Dataset items
──────────
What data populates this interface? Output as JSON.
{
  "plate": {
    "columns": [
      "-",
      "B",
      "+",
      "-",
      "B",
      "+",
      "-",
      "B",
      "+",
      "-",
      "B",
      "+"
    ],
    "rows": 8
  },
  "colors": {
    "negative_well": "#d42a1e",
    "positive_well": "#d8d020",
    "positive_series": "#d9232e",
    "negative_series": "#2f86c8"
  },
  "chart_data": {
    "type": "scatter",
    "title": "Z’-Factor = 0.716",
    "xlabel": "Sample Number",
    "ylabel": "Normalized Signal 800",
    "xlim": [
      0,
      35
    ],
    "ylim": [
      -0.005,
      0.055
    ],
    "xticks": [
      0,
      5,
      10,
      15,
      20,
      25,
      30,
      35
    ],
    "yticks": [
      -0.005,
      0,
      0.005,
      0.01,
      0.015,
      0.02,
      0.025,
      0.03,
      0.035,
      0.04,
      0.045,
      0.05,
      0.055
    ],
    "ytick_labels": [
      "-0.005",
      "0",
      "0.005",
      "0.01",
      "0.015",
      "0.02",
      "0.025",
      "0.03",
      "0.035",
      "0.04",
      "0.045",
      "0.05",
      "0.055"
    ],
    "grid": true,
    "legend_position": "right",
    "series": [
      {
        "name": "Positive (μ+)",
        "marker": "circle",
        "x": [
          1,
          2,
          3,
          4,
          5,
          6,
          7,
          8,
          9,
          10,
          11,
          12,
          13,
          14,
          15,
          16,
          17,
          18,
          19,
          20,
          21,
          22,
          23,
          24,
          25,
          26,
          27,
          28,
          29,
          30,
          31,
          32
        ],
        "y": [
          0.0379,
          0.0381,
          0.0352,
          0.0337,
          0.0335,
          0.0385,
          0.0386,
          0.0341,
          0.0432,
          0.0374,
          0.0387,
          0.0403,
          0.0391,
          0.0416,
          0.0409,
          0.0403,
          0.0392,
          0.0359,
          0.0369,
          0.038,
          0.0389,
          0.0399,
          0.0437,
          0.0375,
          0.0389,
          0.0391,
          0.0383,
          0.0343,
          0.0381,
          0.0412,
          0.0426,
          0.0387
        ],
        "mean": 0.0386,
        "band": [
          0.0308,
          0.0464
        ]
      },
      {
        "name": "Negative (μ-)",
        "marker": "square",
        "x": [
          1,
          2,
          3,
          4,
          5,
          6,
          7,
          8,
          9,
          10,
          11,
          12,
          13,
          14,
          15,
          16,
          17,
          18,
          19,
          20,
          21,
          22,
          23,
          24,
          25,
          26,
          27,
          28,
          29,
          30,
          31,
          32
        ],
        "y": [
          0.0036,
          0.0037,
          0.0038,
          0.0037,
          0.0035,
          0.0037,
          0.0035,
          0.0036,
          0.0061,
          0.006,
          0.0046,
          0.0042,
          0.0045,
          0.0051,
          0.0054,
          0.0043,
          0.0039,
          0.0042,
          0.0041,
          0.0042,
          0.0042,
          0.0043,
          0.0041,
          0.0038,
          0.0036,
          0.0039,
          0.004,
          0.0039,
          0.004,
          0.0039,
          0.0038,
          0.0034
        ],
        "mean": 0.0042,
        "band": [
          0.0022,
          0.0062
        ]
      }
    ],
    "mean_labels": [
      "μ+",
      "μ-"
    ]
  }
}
──────────
• _Given instruction_
Output the records above in their entirety, exactly.

• _Written response_
What data populates this interface? Output as JSON.
{
  "plate": {
    "columns": [
      "-",
      "B",
      "+",
      "-",
      "B",
      "+",
      "-",
      "B",
      "+",
      "-",
      "B",
      "+"
    ],
    "rows": 8
  },
  "colors": {
    "negative_well": "#d42a1e",
    "positive_well": "#d8d020",
    "positive_series": "#d9232e",
    "negative_series": "#2f86c8"
  },
  "chart_data": {
    "type": "scatter",
    "title": "Z’-Factor = 0.716",
    "xlabel": "Sample Number",
    "ylabel": "Normalized Signal 800",
    "xlim": [
      0,
      35
    ],
    "ylim": [
      -0.005,
      0.055
    ],
    "xticks": [
      0,
      5,
      10,
      15,
      20,
      25,
      30,
      35
    ],
    "yticks": [
      -0.005,
      0,
      0.005,
      0.01,
      0.015,
      0.02,
      0.025,
      0.03,
      0.035,
      0.04,
      0.045,
      0.05,
      0.055
    ],
    "ytick_labels": [
      "-0.005",
      "0",
      "0.005",
      "0.01",
      "0.015",
      "0.02",
      "0.025",
      "0.03",
      "0.035",
      "0.04",
      "0.045",
      "0.05",
      "0.055"
    ],
    "grid": true,
    "legend_position": "right",
    "series": [
      {
        "name": "Positive (μ+)",
        "marker": "circle",
        "x": [
          1,
          2,
          3,
          4,
          5,
          6,
          7,
          8,
          9,
          10,
          11,
          12,
          13,
          14,
          15,
          16,
          17,
          18,
          19,
          20,
          21,
          22,
          23,
          24,
          25,
          26,
          27,
          28,
          29,
          30,
          31,
          32
        ],
        "y": [
          0.0379,
          0.0381,
          0.0352,
          0.0337,
          0.0335,
          0.0385,
          0.0386,
          0.0341,
          0.0432,
          0.0374,
          0.0387,
          0.0403,
          0.0391,
          0.0416,
          0.0409,
          0.0403,
          0.0392,
          0.0359,
          0.0369,
          0.038,
          0.0389,
          0.0399,
          0.0437,
          0.0375,
          0.0389,
          0.0391,
          0.0383,
          0.0343,
          0.0381,
          0.0412,
          0.0426,
          0.0387
        ],
        "mean": 0.0386,
        "band": [
          0.0308,
          0.0464
        ]
      },
      {
        "name": "Negative (μ-)",
        "marker": "square",
        "x": [
          1,
          2,
          3,
          4,
          5,
          6,
          7,
          8,
          9,
          10,
          11,
          12,
          13,
          14,
          15,
          16,
          17,
          18,
          19,
          20,
          21,
          22,
          23,
          24,
          25,
          26,
          27,
          28,
          29,
          30,
          31,
          32
        ],
        "y": [
          0.0036,
          0.0037,
          0.0038,
          0.0037,
          0.0035,
          0.0037,
          0.0035,
          0.0036,
          0.0061,
          0.006,
          0.0046,
          0.0042,
          0.0045,
          0.0051,
          0.0054,
          0.0043,
          0.0039,
          0.0042,
          0.0041,
          0.0042,
          0.0042,
          0.0043,
          0.0041,
          0.0038,
          0.0036,
          0.0039,
          0.004,
          0.0039,
          0.004,
          0.0039,
          0.0038,
          0.0034
        ],
        "mean": 0.0042,
        "band": [
          0.0022,
          0.0062
        ]
      }
    ],
    "mean_labels": [
      "μ+",
      "μ-"
    ]
  }
}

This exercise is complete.